Look through the listing for the word "this". Copy each line that has it.

Start Working data

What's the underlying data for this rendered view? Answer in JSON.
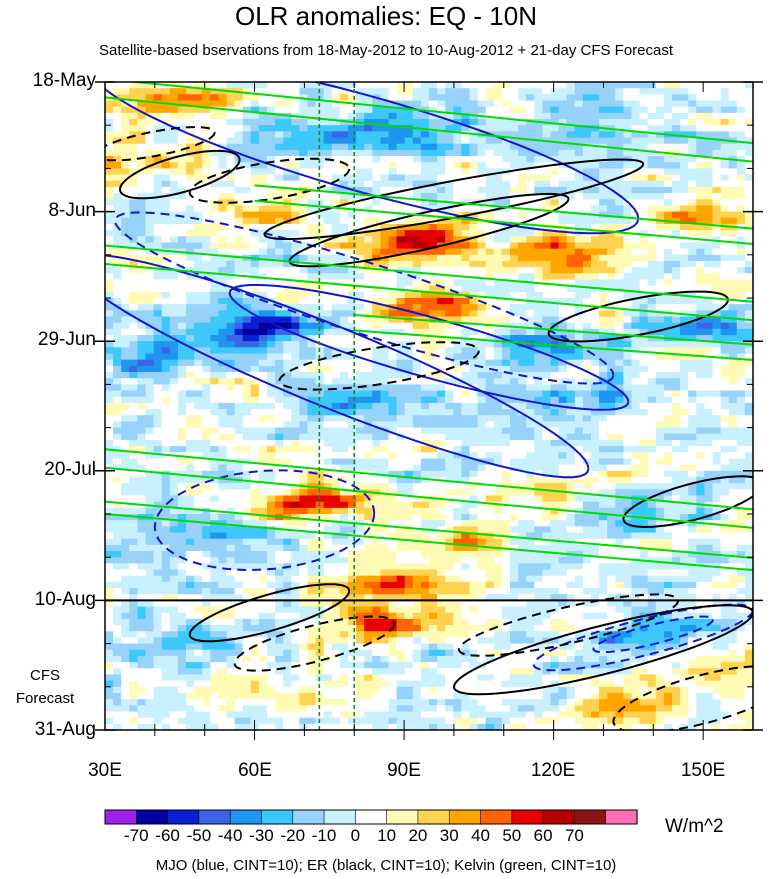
{
  "chart_data": {
    "type": "heatmap",
    "title": "OLR anomalies: EQ - 10N",
    "subtitle": "Satellite-based bservations from 18-May-2012 to 10-Aug-2012 + 21-day CFS Forecast",
    "x_axis": {
      "ticks": [
        {
          "value": 30,
          "label": "30E"
        },
        {
          "value": 60,
          "label": "60E"
        },
        {
          "value": 90,
          "label": "90E"
        },
        {
          "value": 120,
          "label": "120E"
        },
        {
          "value": 150,
          "label": "150E"
        }
      ],
      "range": [
        30,
        160
      ],
      "unit": "degrees longitude east"
    },
    "y_axis": {
      "ticks": [
        {
          "value": 0,
          "label": "18-May"
        },
        {
          "value": 21,
          "label": "8-Jun"
        },
        {
          "value": 42,
          "label": "29-Jun"
        },
        {
          "value": 63,
          "label": "20-Jul"
        },
        {
          "value": 84,
          "label": "10-Aug"
        },
        {
          "value": 105,
          "label": "31-Aug"
        }
      ],
      "range": [
        0,
        105
      ],
      "unit": "days since 18-May-2012"
    },
    "forecast_label_lines": [
      "CFS",
      "Forecast"
    ],
    "forecast_start_day": 84,
    "reference_lines_lon": [
      73,
      80
    ],
    "colorbar": {
      "levels": [
        -70,
        -60,
        -50,
        -40,
        -30,
        -20,
        -10,
        0,
        10,
        20,
        30,
        40,
        50,
        60,
        70
      ],
      "labels": [
        "-70",
        "-60",
        "-50",
        "-40",
        "-30",
        "-20",
        "-10",
        "0",
        "10",
        "20",
        "30",
        "40",
        "50",
        "60",
        "70"
      ],
      "colors": [
        "#a020f0",
        "#0000a0",
        "#0a1ed2",
        "#3c64e6",
        "#1e96f0",
        "#3cc8fa",
        "#96d2fa",
        "#c8f0ff",
        "#ffffff",
        "#fffab4",
        "#ffd250",
        "#ffa500",
        "#ff6400",
        "#e60000",
        "#b40000",
        "#8c1414",
        "#ff6eb4"
      ],
      "unit": "W/m^2"
    },
    "anomaly_features": [
      {
        "lon": 33,
        "day": 12,
        "value": 30
      },
      {
        "lon": 45,
        "day": 3,
        "value": 30
      },
      {
        "lon": 70,
        "day": 8,
        "value": -30
      },
      {
        "lon": 90,
        "day": 9,
        "value": -40
      },
      {
        "lon": 125,
        "day": 6,
        "value": -30
      },
      {
        "lon": 60,
        "day": 21,
        "value": 30
      },
      {
        "lon": 92,
        "day": 26,
        "value": 60
      },
      {
        "lon": 122,
        "day": 28,
        "value": 40
      },
      {
        "lon": 150,
        "day": 22,
        "value": 30
      },
      {
        "lon": 95,
        "day": 37,
        "value": 50
      },
      {
        "lon": 62,
        "day": 40,
        "value": -50
      },
      {
        "lon": 40,
        "day": 44,
        "value": -40
      },
      {
        "lon": 118,
        "day": 43,
        "value": -40
      },
      {
        "lon": 150,
        "day": 40,
        "value": -30
      },
      {
        "lon": 82,
        "day": 52,
        "value": -30
      },
      {
        "lon": 130,
        "day": 52,
        "value": -30
      },
      {
        "lon": 72,
        "day": 68,
        "value": 50
      },
      {
        "lon": 118,
        "day": 66,
        "value": 30
      },
      {
        "lon": 100,
        "day": 75,
        "value": 30
      },
      {
        "lon": 88,
        "day": 81,
        "value": 40
      },
      {
        "lon": 56,
        "day": 74,
        "value": -20
      },
      {
        "lon": 140,
        "day": 70,
        "value": -20
      },
      {
        "lon": 85,
        "day": 88,
        "value": 40
      },
      {
        "lon": 140,
        "day": 90,
        "value": -30
      },
      {
        "lon": 135,
        "day": 101,
        "value": 30
      },
      {
        "lon": 155,
        "day": 95,
        "value": 30
      },
      {
        "lon": 70,
        "day": 100,
        "value": 30
      },
      {
        "lon": 45,
        "day": 92,
        "value": -20
      }
    ],
    "contours": {
      "mjo": {
        "name": "MJO",
        "color": "#1414d2",
        "cint": 10,
        "shapes": [
          {
            "lon": 82,
            "day": 10,
            "a_deg": 55,
            "b_day": 8,
            "tilt": 0.22,
            "sign": 1
          },
          {
            "lon": 75,
            "day": 46,
            "a_deg": 52,
            "b_day": 7,
            "tilt": 0.32,
            "sign": 1
          },
          {
            "lon": 95,
            "day": 43,
            "a_deg": 40,
            "b_day": 5,
            "tilt": 0.22,
            "sign": 1
          },
          {
            "lon": 82,
            "day": 35,
            "a_deg": 50,
            "b_day": 6,
            "tilt": 0.25,
            "sign": -1
          },
          {
            "lon": 62,
            "day": 71,
            "a_deg": 22,
            "b_day": 8,
            "tilt": -0.05,
            "sign": -1
          },
          {
            "lon": 138,
            "day": 90,
            "a_deg": 22,
            "b_day": 3,
            "tilt": -0.2,
            "sign": -1
          },
          {
            "lon": 140,
            "day": 89.5,
            "a_deg": 12,
            "b_day": 1.6,
            "tilt": -0.2,
            "sign": -1
          }
        ]
      },
      "er": {
        "name": "ER",
        "color": "#000000",
        "cint": 10,
        "shapes": [
          {
            "lon": 45,
            "day": 15,
            "a_deg": 12,
            "b_day": 3,
            "tilt": -0.2,
            "sign": 1
          },
          {
            "lon": 95,
            "day": 24,
            "a_deg": 28,
            "b_day": 3,
            "tilt": -0.18,
            "sign": 1
          },
          {
            "lon": 100,
            "day": 19,
            "a_deg": 38,
            "b_day": 3,
            "tilt": -0.15,
            "sign": 1
          },
          {
            "lon": 137,
            "day": 38,
            "a_deg": 18,
            "b_day": 3,
            "tilt": -0.15,
            "sign": 1
          },
          {
            "lon": 63,
            "day": 86,
            "a_deg": 16,
            "b_day": 3,
            "tilt": -0.22,
            "sign": 1
          },
          {
            "lon": 130,
            "day": 92,
            "a_deg": 30,
            "b_day": 4,
            "tilt": -0.2,
            "sign": 1
          },
          {
            "lon": 148,
            "day": 68,
            "a_deg": 14,
            "b_day": 3,
            "tilt": -0.2,
            "sign": 1
          },
          {
            "lon": 40,
            "day": 10,
            "a_deg": 12,
            "b_day": 2,
            "tilt": -0.15,
            "sign": -1
          },
          {
            "lon": 63,
            "day": 16,
            "a_deg": 16,
            "b_day": 3,
            "tilt": -0.12,
            "sign": -1
          },
          {
            "lon": 85,
            "day": 46,
            "a_deg": 20,
            "b_day": 3,
            "tilt": -0.12,
            "sign": -1
          },
          {
            "lon": 72,
            "day": 91,
            "a_deg": 16,
            "b_day": 3,
            "tilt": -0.2,
            "sign": -1
          },
          {
            "lon": 123,
            "day": 88,
            "a_deg": 22,
            "b_day": 3,
            "tilt": -0.18,
            "sign": -1
          },
          {
            "lon": 150,
            "day": 100,
            "a_deg": 18,
            "b_day": 4,
            "tilt": -0.2,
            "sign": -1
          }
        ]
      },
      "kelvin": {
        "name": "Kelvin",
        "color": "#00dc00",
        "cint": 10,
        "bands": [
          {
            "lon0": 30,
            "day0": 1,
            "slope_day_per_deg": 0.08,
            "width_day": 3
          },
          {
            "lon0": 60,
            "day0": 18,
            "slope_day_per_deg": 0.07,
            "width_day": 2.5
          },
          {
            "lon0": 30,
            "day0": 28,
            "slope_day_per_deg": 0.07,
            "width_day": 3
          },
          {
            "lon0": 80,
            "day0": 39,
            "slope_day_per_deg": 0.06,
            "width_day": 2.5
          },
          {
            "lon0": 30,
            "day0": 61,
            "slope_day_per_deg": 0.075,
            "width_day": 3
          },
          {
            "lon0": 30,
            "day0": 69,
            "slope_day_per_deg": 0.07,
            "width_day": 2
          }
        ]
      }
    },
    "footer": "MJO (blue, CINT=10); ER (black, CINT=10); Kelvin (green, CINT=10)"
  }
}
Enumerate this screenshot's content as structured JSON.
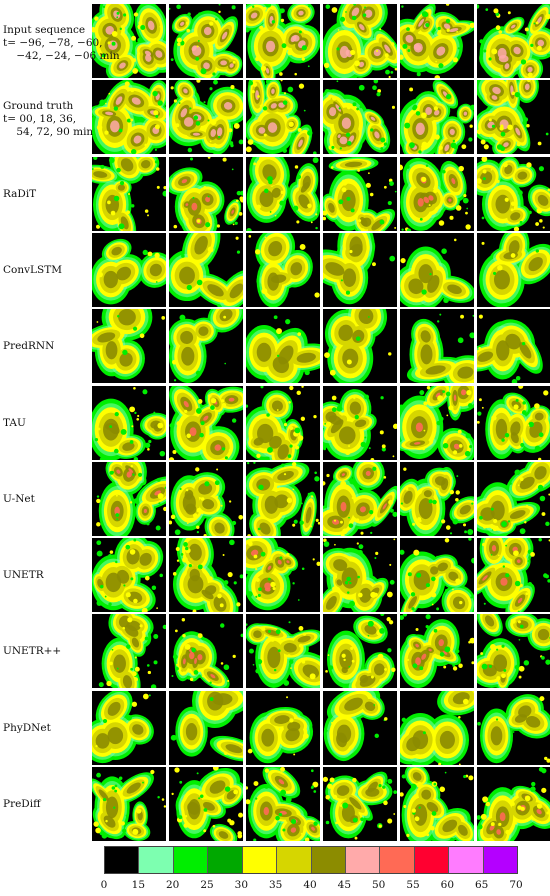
{
  "rows": [
    {
      "label": "Input sequence\nt= −96, −78, −60,\n    −42, −24, −06 min",
      "kind": "input"
    },
    {
      "label": "Ground truth\nt= 00, 18, 36,\n    54, 72, 90 min",
      "kind": "truth"
    },
    {
      "label": "RaDiT",
      "kind": "model"
    },
    {
      "label": "ConvLSTM",
      "kind": "smooth"
    },
    {
      "label": "PredRNN",
      "kind": "smooth"
    },
    {
      "label": "TAU",
      "kind": "model"
    },
    {
      "label": "U-Net",
      "kind": "model"
    },
    {
      "label": "UNETR",
      "kind": "model"
    },
    {
      "label": "UNETR++",
      "kind": "model"
    },
    {
      "label": "PhyDNet",
      "kind": "smooth"
    },
    {
      "label": "PreDiff",
      "kind": "model"
    }
  ],
  "frames_per_row": 6,
  "colorbar": {
    "colors": [
      "#000000",
      "#7dffb0",
      "#00ee00",
      "#00a800",
      "#ffff00",
      "#d6d600",
      "#8c8c00",
      "#ffaaaa",
      "#ff6a55",
      "#ff0030",
      "#ff7cff",
      "#b400ff"
    ],
    "ticks": [
      "0",
      "15",
      "20",
      "25",
      "30",
      "35",
      "40",
      "45",
      "50",
      "55",
      "60",
      "65",
      "70"
    ]
  }
}
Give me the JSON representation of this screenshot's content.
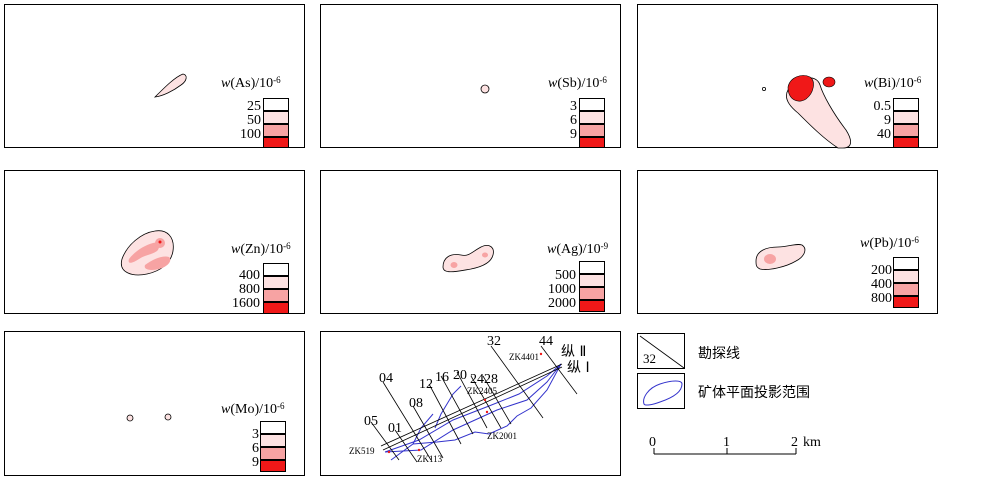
{
  "panels": [
    {
      "id": "as",
      "title_pre": "w",
      "title_el": "(As)",
      "title_unit": "/10",
      "title_exp": "-6",
      "values": [
        "25",
        "50",
        "100"
      ]
    },
    {
      "id": "sb",
      "title_pre": "w",
      "title_el": "(Sb)",
      "title_unit": "/10",
      "title_exp": "-6",
      "values": [
        "3",
        "6",
        "9"
      ]
    },
    {
      "id": "bi",
      "title_pre": "w",
      "title_el": "(Bi)",
      "title_unit": "/10",
      "title_exp": "-6",
      "values": [
        "0.5",
        "9",
        "40"
      ]
    },
    {
      "id": "zn",
      "title_pre": "w",
      "title_el": "(Zn)",
      "title_unit": "/10",
      "title_exp": "-6",
      "values": [
        "400",
        "800",
        "1600"
      ]
    },
    {
      "id": "ag",
      "title_pre": "w",
      "title_el": "(Ag)",
      "title_unit": "/10",
      "title_exp": "-9",
      "values": [
        "500",
        "1000",
        "2000"
      ]
    },
    {
      "id": "pb",
      "title_pre": "w",
      "title_el": "(Pb)",
      "title_unit": "/10",
      "title_exp": "-6",
      "values": [
        "200",
        "400",
        "800"
      ]
    },
    {
      "id": "mo",
      "title_pre": "w",
      "title_el": "(Mo)",
      "title_unit": "/10",
      "title_exp": "-6",
      "values": [
        "3",
        "6",
        "9"
      ]
    }
  ],
  "colors": {
    "low": "#fde2e2",
    "mid": "#f7a3a3",
    "high": "#f01818",
    "line": "#3333cc",
    "outline": "#000000"
  },
  "location_map": {
    "line_labels": [
      "04",
      "05",
      "01",
      "08",
      "12",
      "16",
      "20",
      "24",
      "28",
      "32",
      "44"
    ],
    "drill_labels": [
      "ZK4401",
      "ZK2405",
      "ZK2001",
      "ZK519",
      "ZK113"
    ],
    "vein_labels": [
      "纵 Ⅱ",
      "纵 Ⅰ"
    ]
  },
  "legend": {
    "line_symbol_number": "32",
    "line_text": "勘探线",
    "orebody_text": "矿体平面投影范围",
    "scale_ticks": [
      "0",
      "1",
      "2"
    ],
    "scale_unit": "km"
  }
}
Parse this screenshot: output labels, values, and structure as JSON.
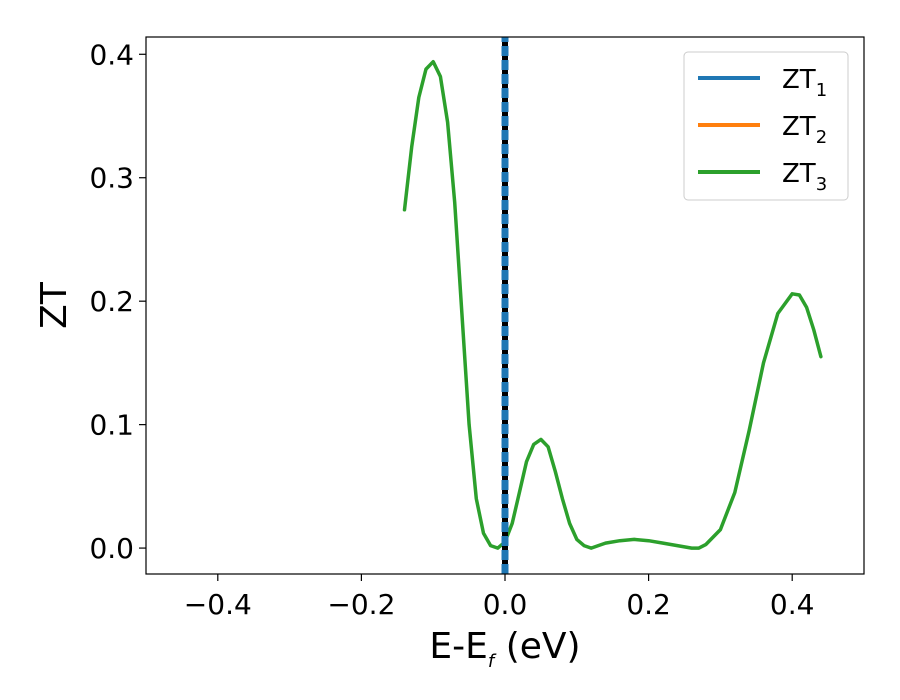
{
  "chart_data": {
    "type": "line",
    "xlabel": {
      "main": "E-E",
      "sub": "f",
      "unit": " (eV)"
    },
    "ylabel": "ZT",
    "xlim": [
      -0.5,
      0.5
    ],
    "ylim": [
      -0.021,
      0.414
    ],
    "xticks": [
      -0.4,
      -0.2,
      0.0,
      0.2,
      0.4
    ],
    "xtick_labels": [
      "−0.4",
      "−0.2",
      "0.0",
      "0.2",
      "0.4"
    ],
    "yticks": [
      0.0,
      0.1,
      0.2,
      0.3,
      0.4
    ],
    "ytick_labels": [
      "0.0",
      "0.1",
      "0.2",
      "0.3",
      "0.4"
    ],
    "grid": false,
    "legend_position": "top-right",
    "vline": {
      "x": 0.0,
      "color": "#000000",
      "style": "dashed"
    },
    "series": [
      {
        "name": "ZT",
        "sub": "1",
        "color": "#1f77b4",
        "style": "dashed",
        "points": [
          [
            0.0,
            -0.021
          ],
          [
            0.0,
            0.414
          ]
        ]
      },
      {
        "name": "ZT",
        "sub": "2",
        "color": "#ff7f0e",
        "style": "solid",
        "points": []
      },
      {
        "name": "ZT",
        "sub": "3",
        "color": "#2ca02c",
        "style": "solid",
        "points": [
          [
            -0.14,
            0.274
          ],
          [
            -0.13,
            0.325
          ],
          [
            -0.12,
            0.365
          ],
          [
            -0.11,
            0.388
          ],
          [
            -0.1,
            0.394
          ],
          [
            -0.09,
            0.382
          ],
          [
            -0.08,
            0.345
          ],
          [
            -0.07,
            0.28
          ],
          [
            -0.06,
            0.19
          ],
          [
            -0.05,
            0.1
          ],
          [
            -0.04,
            0.04
          ],
          [
            -0.03,
            0.012
          ],
          [
            -0.02,
            0.002
          ],
          [
            -0.01,
            0.0
          ],
          [
            0.0,
            0.005
          ],
          [
            0.01,
            0.02
          ],
          [
            0.02,
            0.045
          ],
          [
            0.03,
            0.07
          ],
          [
            0.04,
            0.084
          ],
          [
            0.05,
            0.088
          ],
          [
            0.06,
            0.082
          ],
          [
            0.07,
            0.062
          ],
          [
            0.08,
            0.04
          ],
          [
            0.09,
            0.02
          ],
          [
            0.1,
            0.007
          ],
          [
            0.11,
            0.002
          ],
          [
            0.12,
            0.0
          ],
          [
            0.13,
            0.002
          ],
          [
            0.14,
            0.004
          ],
          [
            0.16,
            0.006
          ],
          [
            0.18,
            0.007
          ],
          [
            0.2,
            0.006
          ],
          [
            0.22,
            0.004
          ],
          [
            0.24,
            0.002
          ],
          [
            0.26,
            0.0
          ],
          [
            0.27,
            0.0
          ],
          [
            0.28,
            0.003
          ],
          [
            0.3,
            0.015
          ],
          [
            0.32,
            0.045
          ],
          [
            0.34,
            0.095
          ],
          [
            0.36,
            0.15
          ],
          [
            0.38,
            0.19
          ],
          [
            0.4,
            0.206
          ],
          [
            0.41,
            0.205
          ],
          [
            0.42,
            0.195
          ],
          [
            0.43,
            0.177
          ],
          [
            0.44,
            0.155
          ]
        ]
      }
    ]
  }
}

End Working data

Output of the exercise ▸
What's the underlying data for this rendered view? Answer in JSON.
Enumerate this screenshot's content as structured JSON.
Give me the JSON representation of this screenshot's content.
Parse this screenshot: output labels, values, and structure as JSON.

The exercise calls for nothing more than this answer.